AIM OF THE TASK: Gather all lines with "name" from the records.

PROVIDED DATA:
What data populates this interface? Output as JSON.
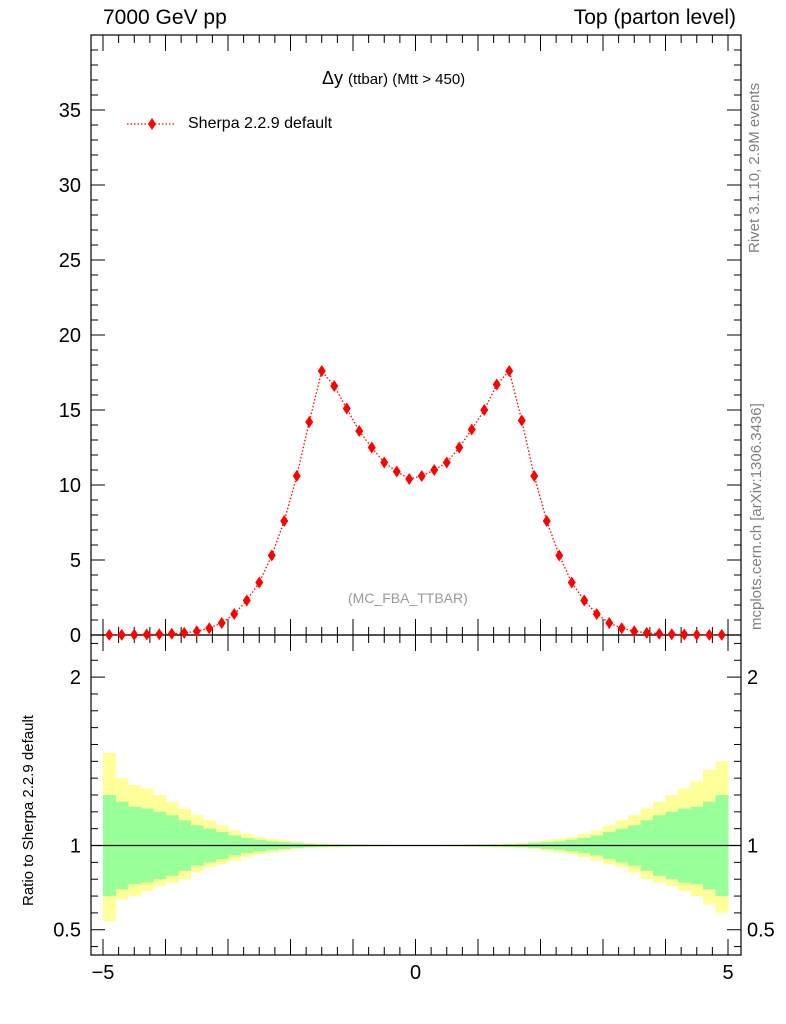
{
  "header": {
    "left": "7000 GeV pp",
    "right": "Top (parton level)"
  },
  "side": {
    "rivet": "Rivet 3.1.10,  2.9M events",
    "mcplots": "mcplots.cern.ch [arXiv:1306.3436]"
  },
  "title": {
    "main": "Δy",
    "rest": "(ttbar) (Mtt > 450)"
  },
  "watermark": "(MC_FBA_TTBAR)",
  "colors": {
    "marker": "#ff0000",
    "band_inner": "#99ff99",
    "band_outer": "#ffff99",
    "axis": "#000000"
  },
  "chart_data": [
    {
      "type": "line",
      "name": "main",
      "xlim": [
        -5,
        5
      ],
      "ylim": [
        0,
        40
      ],
      "yticks": [
        0,
        5,
        10,
        15,
        20,
        25,
        30,
        35
      ],
      "legend_position": "top-left",
      "series": [
        {
          "name": "Sherpa 2.2.9 default",
          "marker": "diamond",
          "line": "dotted",
          "x": [
            -4.9,
            -4.7,
            -4.5,
            -4.3,
            -4.1,
            -3.9,
            -3.7,
            -3.5,
            -3.3,
            -3.1,
            -2.9,
            -2.7,
            -2.5,
            -2.3,
            -2.1,
            -1.9,
            -1.7,
            -1.5,
            -1.3,
            -1.1,
            -0.9,
            -0.7,
            -0.5,
            -0.3,
            -0.1,
            0.1,
            0.3,
            0.5,
            0.7,
            0.9,
            1.1,
            1.3,
            1.5,
            1.7,
            1.9,
            2.1,
            2.3,
            2.5,
            2.7,
            2.9,
            3.1,
            3.3,
            3.5,
            3.7,
            3.9,
            4.1,
            4.3,
            4.5,
            4.7,
            4.9
          ],
          "values": [
            0.01,
            0.01,
            0.02,
            0.03,
            0.05,
            0.08,
            0.14,
            0.25,
            0.45,
            0.8,
            1.4,
            2.3,
            3.5,
            5.3,
            7.6,
            10.6,
            14.2,
            17.6,
            16.6,
            15.1,
            13.6,
            12.5,
            11.5,
            10.9,
            10.4,
            10.6,
            11.0,
            11.5,
            12.5,
            13.7,
            15.0,
            16.7,
            17.6,
            14.3,
            10.6,
            7.6,
            5.3,
            3.5,
            2.3,
            1.4,
            0.8,
            0.45,
            0.25,
            0.14,
            0.08,
            0.05,
            0.03,
            0.02,
            0.01,
            0.01
          ]
        }
      ]
    },
    {
      "type": "area",
      "name": "ratio",
      "ylabel": "Ratio to Sherpa 2.2.9 default",
      "xlim": [
        -5,
        5
      ],
      "ylim": [
        0.35,
        2.25
      ],
      "yticks": [
        0.5,
        1,
        2
      ],
      "xticks": [
        -5,
        0,
        5
      ],
      "bin_edges": [
        -5.0,
        -4.8,
        -4.6,
        -4.4,
        -4.2,
        -4.0,
        -3.8,
        -3.6,
        -3.4,
        -3.2,
        -3.0,
        -2.8,
        -2.6,
        -2.4,
        -2.2,
        -2.0,
        -1.8,
        -1.6,
        -1.4,
        -1.2,
        -1.0,
        -0.8,
        -0.6,
        -0.4,
        -0.2,
        0.0,
        0.2,
        0.4,
        0.6,
        0.8,
        1.0,
        1.2,
        1.4,
        1.6,
        1.8,
        2.0,
        2.2,
        2.4,
        2.6,
        2.8,
        3.0,
        3.2,
        3.4,
        3.6,
        3.8,
        4.0,
        4.2,
        4.4,
        4.6,
        4.8,
        5.0
      ],
      "reference_line": 1,
      "series": [
        {
          "name": "inner band",
          "lower": [
            0.7,
            0.74,
            0.77,
            0.78,
            0.8,
            0.82,
            0.85,
            0.88,
            0.9,
            0.92,
            0.94,
            0.955,
            0.965,
            0.975,
            0.98,
            0.985,
            0.99,
            0.992,
            0.994,
            0.995,
            0.996,
            0.997,
            0.997,
            0.998,
            0.998,
            0.998,
            0.998,
            0.997,
            0.997,
            0.996,
            0.995,
            0.994,
            0.992,
            0.99,
            0.985,
            0.98,
            0.975,
            0.965,
            0.955,
            0.94,
            0.92,
            0.9,
            0.88,
            0.85,
            0.82,
            0.8,
            0.78,
            0.77,
            0.74,
            0.7
          ],
          "upper": [
            1.3,
            1.26,
            1.23,
            1.22,
            1.2,
            1.18,
            1.15,
            1.12,
            1.1,
            1.08,
            1.06,
            1.045,
            1.035,
            1.025,
            1.02,
            1.015,
            1.01,
            1.008,
            1.006,
            1.005,
            1.004,
            1.003,
            1.003,
            1.002,
            1.002,
            1.002,
            1.002,
            1.003,
            1.003,
            1.004,
            1.005,
            1.006,
            1.008,
            1.01,
            1.015,
            1.02,
            1.025,
            1.035,
            1.045,
            1.06,
            1.08,
            1.1,
            1.12,
            1.15,
            1.18,
            1.2,
            1.22,
            1.23,
            1.26,
            1.3
          ]
        },
        {
          "name": "outer band",
          "lower": [
            0.55,
            0.68,
            0.7,
            0.73,
            0.76,
            0.78,
            0.8,
            0.84,
            0.87,
            0.89,
            0.91,
            0.93,
            0.95,
            0.96,
            0.97,
            0.98,
            0.985,
            0.988,
            0.99,
            0.992,
            0.994,
            0.995,
            0.996,
            0.997,
            0.997,
            0.997,
            0.997,
            0.996,
            0.995,
            0.994,
            0.992,
            0.99,
            0.988,
            0.985,
            0.98,
            0.97,
            0.96,
            0.95,
            0.93,
            0.91,
            0.89,
            0.87,
            0.84,
            0.8,
            0.78,
            0.76,
            0.73,
            0.7,
            0.65,
            0.6
          ],
          "upper": [
            1.55,
            1.4,
            1.36,
            1.34,
            1.3,
            1.26,
            1.22,
            1.18,
            1.15,
            1.12,
            1.09,
            1.07,
            1.05,
            1.04,
            1.03,
            1.02,
            1.015,
            1.012,
            1.01,
            1.008,
            1.006,
            1.005,
            1.004,
            1.003,
            1.003,
            1.003,
            1.003,
            1.004,
            1.005,
            1.006,
            1.008,
            1.01,
            1.012,
            1.015,
            1.02,
            1.03,
            1.04,
            1.05,
            1.07,
            1.09,
            1.12,
            1.15,
            1.18,
            1.22,
            1.26,
            1.3,
            1.34,
            1.38,
            1.45,
            1.5
          ]
        }
      ]
    }
  ]
}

REPLY:
      "name": "main",
          "name": "Sherpa 2.2.9 default",
      "name": "ratio",
          "name": "inner band",
          "name": "outer band",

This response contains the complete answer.